§ TEXT BLOCK
--- --- ---

History of the 517th Patch

According to Tom Cross:

The patch was designed by Dick Spencer of the 3rd Battalion 517 PIR. Someone said it was made to look scrawny as a left handed salute to Colonel Graves.

It was never officially authorized as far as I know. Dick Spencer drew it and we did what ever we wanted or I should say could get away with.  I do not remember any official document stating where and when it would be worn on an article of uniform clothing. It was used mostly on invitations, papers, booklets etc. The 2nd Battalion scroll described in your message and shown in the First Airborne Task Force book is a new one on me. The only time I saw it was in the book. It was probably personally designed by the  wearer who had it made up by someone in Nice with a sewing machine.  Some of the men also had their long GI overcoats cut short and this too was unauthorized. I was standing beside Colonel Graves when he really got upset about the short overcoats and the blackened helmets that had been used for cooking rations etc. This event took place when the Regiment was making its foot march from the Maritime Alps positions to La Colle-Sur-Loup outside of Nice. The end result of this was a rigid training cycle that commenced in earnest when we closed on Soissons before heading to Belgium and the Bulge.


Follow-up from Les Hughes (January 2007)

I read the material on your website, attributed to Tom Cross, regarding the design of the 517 patch.  I corresponded with Dick Spencer in 1986 in the course of researching a magazine article on WW2 airborne insignia, and he provided his recollections of the origin of the design.  In fact, it may have been my contact with Dick, and with Tom, with questions about the patch's origin that prompted an article by Dick in the December 1986 issue of Thunderbolt (an issue I appear to have misfiled).  All this came to mind recently when I was contacted by an insignia collector who wanted information on original 517 patches.  (I have a non-commercial website, www.insigne.org, that attracts a lot of inquiries regarding insignia.)  Anyway, in digging through my files, I found the March-April 1988 issue of Thunderbolt, in which there is an aspect of the patch's history that I, and perhaps Tom Cross, too, had forgotten.  I scanned the pertinent information and have attached it.  I also found in my files a snapshot, apparently plucked from someone's scrapbook, judging from its back, showing the 517 patch logo on a sign hanging outside 517 Prcht. Inf. Headquarters (below).  The photo appears to have been taken in the States, which would date the design to before the regiment's leaving for Europe.

 
Les Hughes


Follow-up #2 from Les Hughes (January 28, 2007)

--- --- ---

Layout dataset entries:

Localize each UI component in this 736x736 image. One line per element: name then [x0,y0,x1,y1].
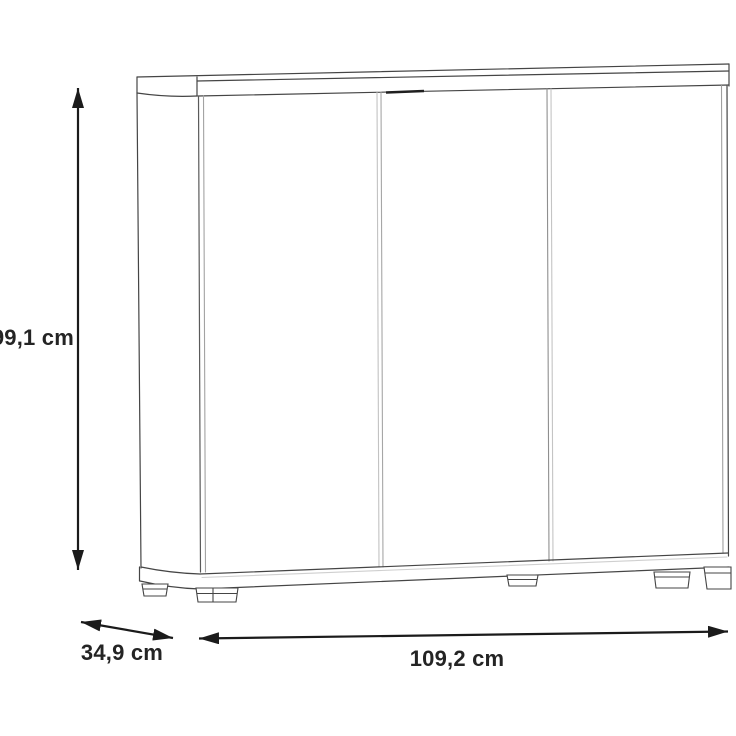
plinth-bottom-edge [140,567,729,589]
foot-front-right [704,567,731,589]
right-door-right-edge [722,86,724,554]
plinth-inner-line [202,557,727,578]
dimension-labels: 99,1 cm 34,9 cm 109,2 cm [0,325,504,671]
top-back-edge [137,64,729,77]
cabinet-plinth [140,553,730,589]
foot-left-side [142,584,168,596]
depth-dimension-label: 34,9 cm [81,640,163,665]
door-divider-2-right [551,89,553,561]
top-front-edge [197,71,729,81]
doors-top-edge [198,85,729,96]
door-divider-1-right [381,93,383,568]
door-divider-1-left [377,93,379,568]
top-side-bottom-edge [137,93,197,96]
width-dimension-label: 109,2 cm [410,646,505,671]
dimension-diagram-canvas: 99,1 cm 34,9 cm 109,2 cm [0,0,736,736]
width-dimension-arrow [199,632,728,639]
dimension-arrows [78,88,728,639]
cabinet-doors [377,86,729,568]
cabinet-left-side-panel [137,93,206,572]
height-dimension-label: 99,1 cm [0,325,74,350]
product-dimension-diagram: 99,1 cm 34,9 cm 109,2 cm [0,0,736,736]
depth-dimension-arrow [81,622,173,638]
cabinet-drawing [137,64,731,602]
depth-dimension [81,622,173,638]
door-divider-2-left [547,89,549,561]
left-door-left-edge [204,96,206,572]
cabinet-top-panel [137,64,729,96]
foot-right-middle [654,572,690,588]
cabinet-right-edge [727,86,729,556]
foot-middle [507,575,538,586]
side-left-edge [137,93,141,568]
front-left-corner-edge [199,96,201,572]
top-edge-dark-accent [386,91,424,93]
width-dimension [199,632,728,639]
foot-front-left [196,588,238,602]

--- --- ---

§ SHORT TASK 1
Write out the passage of the 517th patch history from "History of the" up to and including "to Colonel Graves.".
§ SHORT TASK 2
Present the lines of the records from the line with "plinth-bottom-edge [140,567,729,589]" up to and including the line with "front-left-corner-edge [199,96,201,572]" as a numbered list, leaving out any blank lines.
The text and the records come from separate, unrelated sources.

§ RESPONSE 1
History of the 517th Patch

According to Tom Cross:

The patch was designed by Dick Spencer of the 3rd Battalion 517 PIR. Someone said it was made to look scrawny as a left handed salute to Colonel Graves.

§ RESPONSE 2
1. plinth-bottom-edge [140,567,729,589]
2. foot-front-right [704,567,731,589]
3. right-door-right-edge [722,86,724,554]
4. plinth-inner-line [202,557,727,578]
5. dimension-labels: 99,1 cm 34,9 cm 109,2 cm [0,325,504,671]
6. top-back-edge [137,64,729,77]
7. cabinet-plinth [140,553,730,589]
8. foot-left-side [142,584,168,596]
9. depth-dimension-label: 34,9 cm [81,640,163,665]
10. door-divider-2-right [551,89,553,561]
11. top-front-edge [197,71,729,81]
12. doors-top-edge [198,85,729,96]
13. door-divider-1-right [381,93,383,568]
14. door-divider-1-left [377,93,379,568]
15. top-side-bottom-edge [137,93,197,96]
16. width-dimension-label: 109,2 cm [410,646,505,671]
17. dimension-diagram-canvas: 99,1 cm 34,9 cm 109,2 cm [0,0,736,736]
18. width-dimension-arrow [199,632,728,639]
19. dimension-arrows [78,88,728,639]
20. cabinet-doors [377,86,729,568]
21. cabinet-left-side-panel [137,93,206,572]
22. height-dimension-label: 99,1 cm [0,325,74,350]
23. product-dimension-diagram: 99,1 cm 34,9 cm 109,2 cm [0,0,736,736]
24. depth-dimension-arrow [81,622,173,638]
25. cabinet-drawing [137,64,731,602]
26. depth-dimension [81,622,173,638]
27. door-divider-2-left [547,89,549,561]
28. left-door-left-edge [204,96,206,572]
29. cabinet-top-panel [137,64,729,96]
30. foot-right-middle [654,572,690,588]
31. cabinet-right-edge [727,86,729,556]
32. foot-middle [507,575,538,586]
33. side-left-edge [137,93,141,568]
34. front-left-corner-edge [199,96,201,572]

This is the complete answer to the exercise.